WRITTEN REQUEST ->
Go through the data below. List every line that holds the word "frac".

>> START

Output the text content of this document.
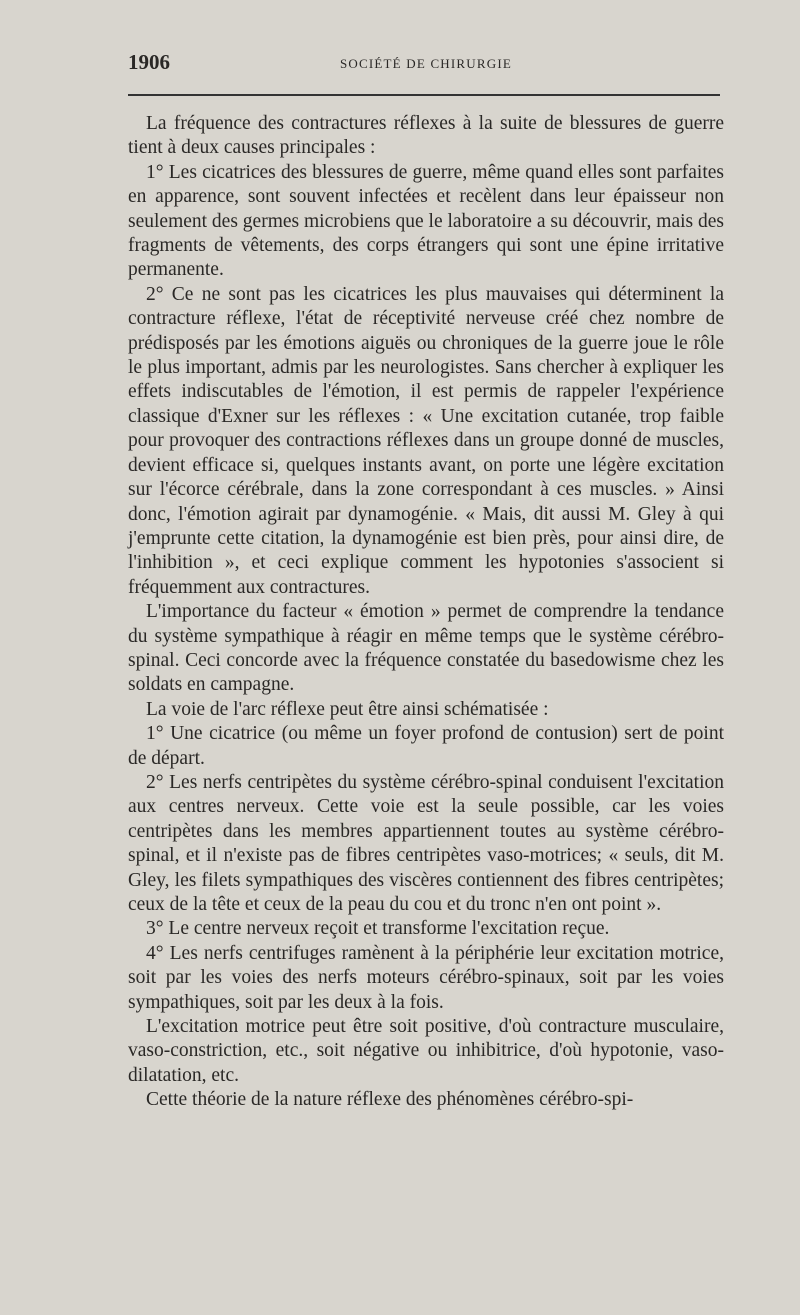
1906	SOCIÉTÉ DE CHIRURGIE

La fréquence des contractures réflexes à la suite de blessures de guerre tient à deux causes principales :

1° Les cicatrices des blessures de guerre, même quand elles sont parfaites en apparence, sont souvent infectées et recèlent dans leur épaisseur non seulement des germes microbiens que le laboratoire a su découvrir, mais des fragments de vêtements, des corps étrangers qui sont une épine irritative permanente.

2° Ce ne sont pas les cicatrices les plus mauvaises qui déterminent la contracture réflexe, l'état de réceptivité nerveuse créé chez nombre de prédisposés par les émotions aiguës ou chroniques de la guerre joue le rôle le plus important, admis par les neurologistes. Sans chercher à expliquer les effets indiscutables de l'émotion, il est permis de rappeler l'expérience classique d'Exner sur les réflexes : « Une excitation cutanée, trop faible pour provoquer des contractions réflexes dans un groupe donné de muscles, devient efficace si, quelques instants avant, on porte une légère excitation sur l'écorce cérébrale, dans la zone correspondant à ces muscles. » Ainsi donc, l'émotion agirait par dynamogénie. « Mais, dit aussi M. Gley à qui j'emprunte cette citation, la dynamogénie est bien près, pour ainsi dire, de l'inhibition », et ceci explique comment les hypotonies s'associent si fréquemment aux contractures.

L'importance du facteur « émotion » permet de comprendre la tendance du système sympathique à réagir en même temps que le système cérébro-spinal. Ceci concorde avec la fréquence constatée du basedowisme chez les soldats en campagne.

La voie de l'arc réflexe peut être ainsi schématisée :

1° Une cicatrice (ou même un foyer profond de contusion) sert de point de départ.

2° Les nerfs centripètes du système cérébro-spinal conduisent l'excitation aux centres nerveux. Cette voie est la seule possible, car les voies centripètes dans les membres appartiennent toutes au système cérébro-spinal, et il n'existe pas de fibres centripètes vaso-motrices; « seuls, dit M. Gley, les filets sympathiques des viscères contiennent des fibres centripètes; ceux de la tête et ceux de la peau du cou et du tronc n'en ont point ».

3° Le centre nerveux reçoit et transforme l'excitation reçue.

4° Les nerfs centrifuges ramènent à la périphérie leur excitation motrice, soit par les voies des nerfs moteurs cérébro-spinaux, soit par les voies sympathiques, soit par les deux à la fois.

L'excitation motrice peut être soit positive, d'où contracture musculaire, vaso-constriction, etc., soit négative ou inhibitrice, d'où hypotonie, vaso-dilatation, etc.

Cette théorie de la nature réflexe des phénomènes cérébro-spi-
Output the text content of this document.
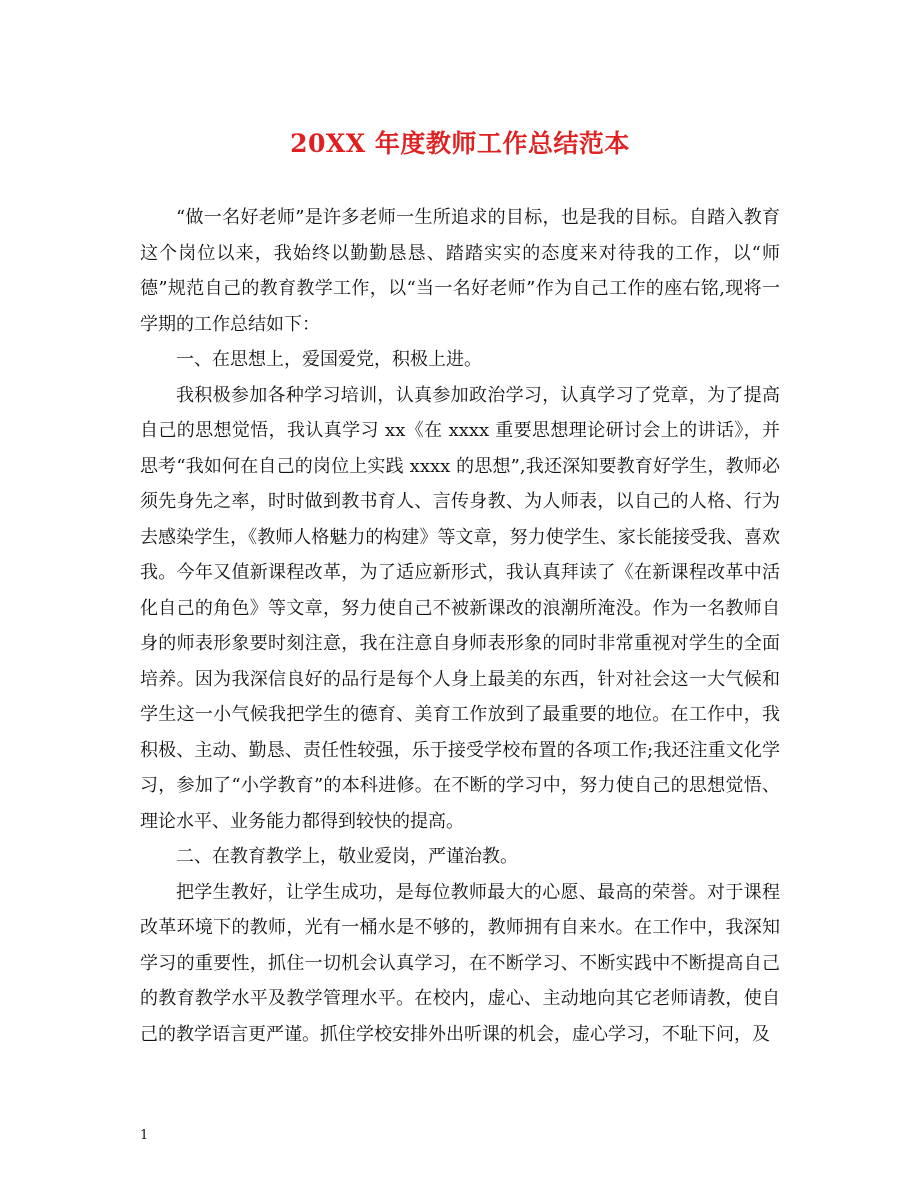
20XX 年度教师工作总结范本

“做一名好老师”是许多老师一生所追求的目标，也是我的目标。自踏入教育这个岗位以来，我始终以勤勤恳恳、踏踏实实的态度来对待我的工作，以“师德”规范自己的教育教学工作，以“当一名好老师”作为自己工作的座右铭,现将一学期的工作总结如下：

一、在思想上，爱国爱党，积极上进。

我积极参加各种学习培训，认真参加政治学习，认真学习了党章，为了提高自己的思想觉悟，我认真学习 xx《在 xxxx 重要思想理论研讨会上的讲话》，并思考“我如何在自己的岗位上实践 xxxx 的思想”,我还深知要教育好学生，教师必须先身先之率，时时做到教书育人、言传身教、为人师表，以自己的人格、行为去感染学生，《教师人格魅力的构建》等文章，努力使学生、家长能接受我、喜欢我。今年又值新课程改革，为了适应新形式，我认真拜读了《在新课程改革中活化自己的角色》等文章，努力使自己不被新课改的浪潮所淹没。作为一名教师自身的师表形象要时刻注意，我在注意自身师表形象的同时非常重视对学生的全面培养。因为我深信良好的品行是每个人身上最美的东西，针对社会这一大气候和学生这一小气候我把学生的德育、美育工作放到了最重要的地位。在工作中，我积极、主动、勤恳、责任性较强，乐于接受学校布置的各项工作;我还注重文化学习，参加了“小学教育”的本科进修。在不断的学习中，努力使自己的思想觉悟、理论水平、业务能力都得到较快的提高。

二、在教育教学上，敬业爱岗，严谨治教。

把学生教好，让学生成功，是每位教师最大的心愿、最高的荣誉。对于课程改革环境下的教师，光有一桶水是不够的，教师拥有自来水。在工作中，我深知学习的重要性，抓住一切机会认真学习，在不断学习、不断实践中不断提高自己的教育教学水平及教学管理水平。在校内，虚心、主动地向其它老师请教，使自己的教学语言更严谨。抓住学校安排外出听课的机会，虚心学习，不耻下问，及

1
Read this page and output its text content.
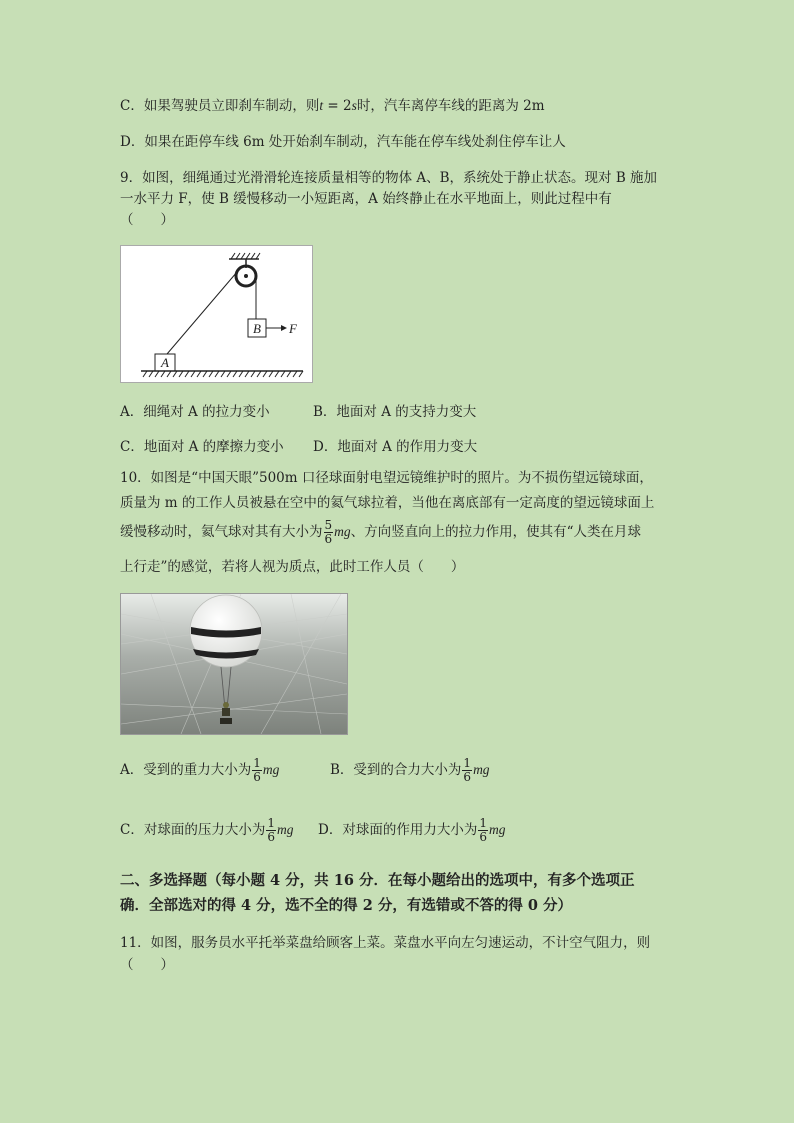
C．如果驾驶员立即刹车制动，则t = 2s时，汽车离停车线的距离为 2m
D．如果在距停车线 6m 处开始刹车制动，汽车能在停车线处刹住停车让人
9．如图，细绳通过光滑滑轮连接质量相等的物体 A、B，系统处于静止状态。现对 B 施加
一水平力 F，使 B 缓慢移动一小短距离，A 始终静止在水平地面上，则此过程中有
（　　）
B F
A
A．细绳对 A 的拉力变小	B．地面对 A 的支持力变大
C．地面对 A 的摩擦力变小 D．地面对 A 的作用力变大
10．如图是“中国天眼”500m 口径球面射电望远镜维护时的照片。为不损伤望远镜球面，
质量为 m 的工作人员被悬在空中的氦气球拉着，当他在离底部有一定高度的望远镜球面上
缓慢移动时，氦气球对其有大小为 $\frac{5}{6}$ mg、方向竖直向上的拉力作用，使其有“人类在月球
上行走”的感觉，若将人视为质点，此时工作人员（　　）
A．受到的重力大小为 $\frac{1}{6}$ mg	B．受到的合力大小为 $\frac{1}{6}$ mg
C．对球面的压力大小为 $\frac{1}{6}$ mg D．对球面的作用力大小为 $\frac{1}{6}$ mg
二、多选择题（每小题 4 分，共 16 分．在每小题给出的选项中，有多个选项正
确．全部选对的得 4 分，选不全的得 2 分，有选错或不答的得 0 分）
11．如图，服务员水平托举菜盘给顾客上菜。菜盘水平向左匀速运动，不计空气阻力，则
（　　）
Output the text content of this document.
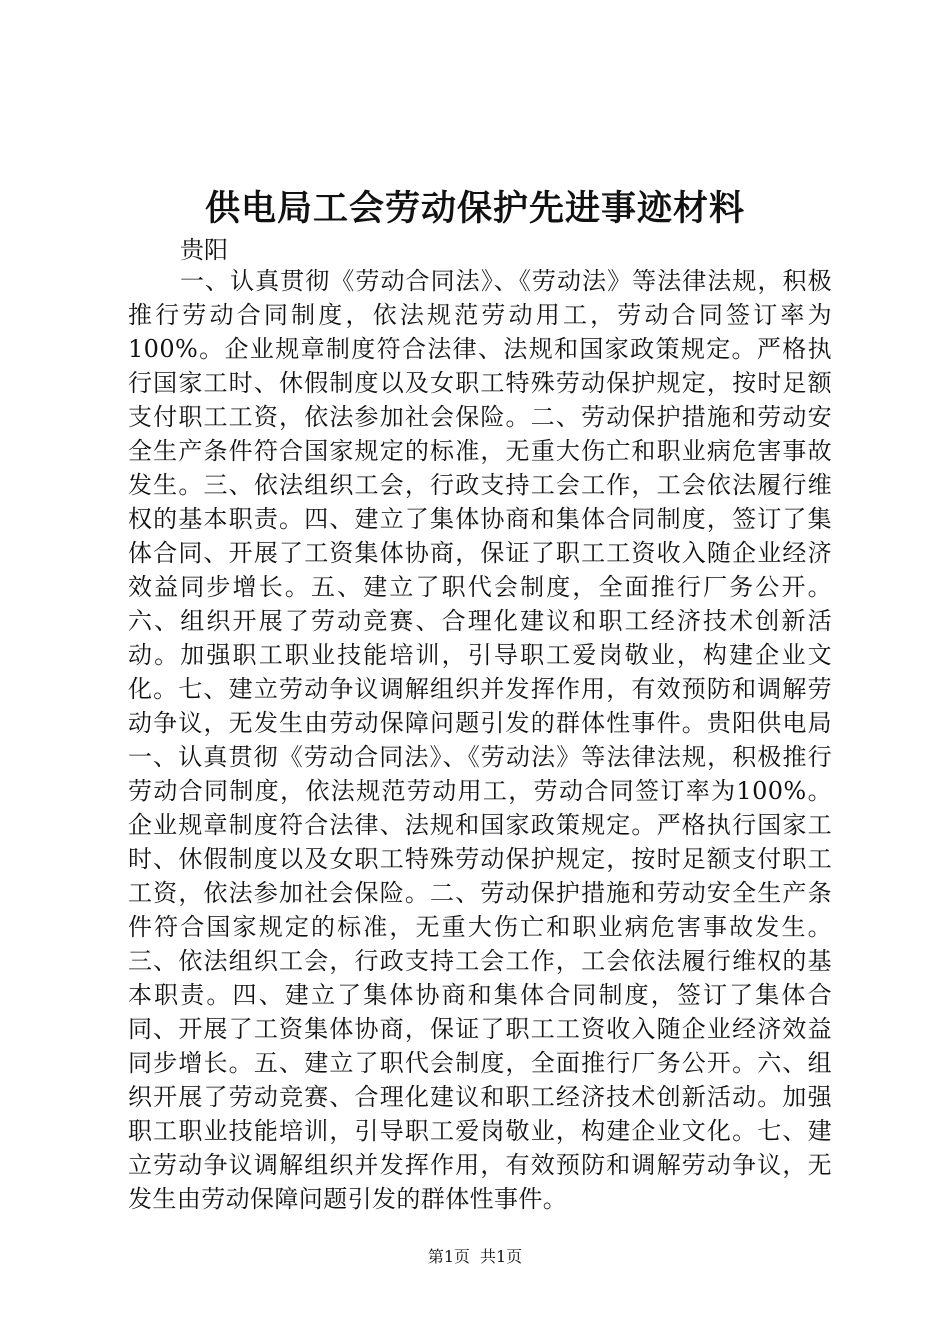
供电局工会劳动保护先进事迹材料

贵阳

一、认真贯彻《劳动合同法》、《劳动法》等法律法规，积极推行劳动合同制度，依法规范劳动用工，劳动合同签订率为100%。企业规章制度符合法律、法规和国家政策规定。严格执行国家工时、休假制度以及女职工特殊劳动保护规定，按时足额支付职工工资，依法参加社会保险。二、劳动保护措施和劳动安全生产条件符合国家规定的标准，无重大伤亡和职业病危害事故发生。三、依法组织工会，行政支持工会工作，工会依法履行维权的基本职责。四、建立了集体协商和集体合同制度，签订了集体合同、开展了工资集体协商，保证了职工工资收入随企业经济效益同步增长。五、建立了职代会制度，全面推行厂务公开。六、组织开展了劳动竞赛、合理化建议和职工经济技术创新活动。加强职工职业技能培训，引导职工爱岗敬业，构建企业文化。七、建立劳动争议调解组织并发挥作用，有效预防和调解劳动争议，无发生由劳动保障问题引发的群体性事件。贵阳供电局一、认真贯彻《劳动合同法》、《劳动法》等法律法规，积极推行劳动合同制度，依法规范劳动用工，劳动合同签订率为100%。企业规章制度符合法律、法规和国家政策规定。严格执行国家工时、休假制度以及女职工特殊劳动保护规定，按时足额支付职工工资，依法参加社会保险。二、劳动保护措施和劳动安全生产条件符合国家规定的标准，无重大伤亡和职业病危害事故发生。三、依法组织工会，行政支持工会工作，工会依法履行维权的基本职责。四、建立了集体协商和集体合同制度，签订了集体合同、开展了工资集体协商，保证了职工工资收入随企业经济效益同步增长。五、建立了职代会制度，全面推行厂务公开。六、组织开展了劳动竞赛、合理化建议和职工经济技术创新活动。加强职工职业技能培训，引导职工爱岗敬业，构建企业文化。七、建立劳动争议调解组织并发挥作用，有效预防和调解劳动争议，无发生由劳动保障问题引发的群体性事件。

第1页 共1页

>> END

EXERCISE ANSWER ->
缓慢移动时，氦气球对其有大小为 $\frac{5}{6}$ mg、方向竖直向上的拉力作用，使其有“人类在月球
A．受到的重力大小为 $\frac{1}{6}$ mg	B．受到的合力大小为 $\frac{1}{6}$ mg
C．对球面的压力大小为 $\frac{1}{6}$ mg D．对球面的作用力大小为 $\frac{1}{6}$ mg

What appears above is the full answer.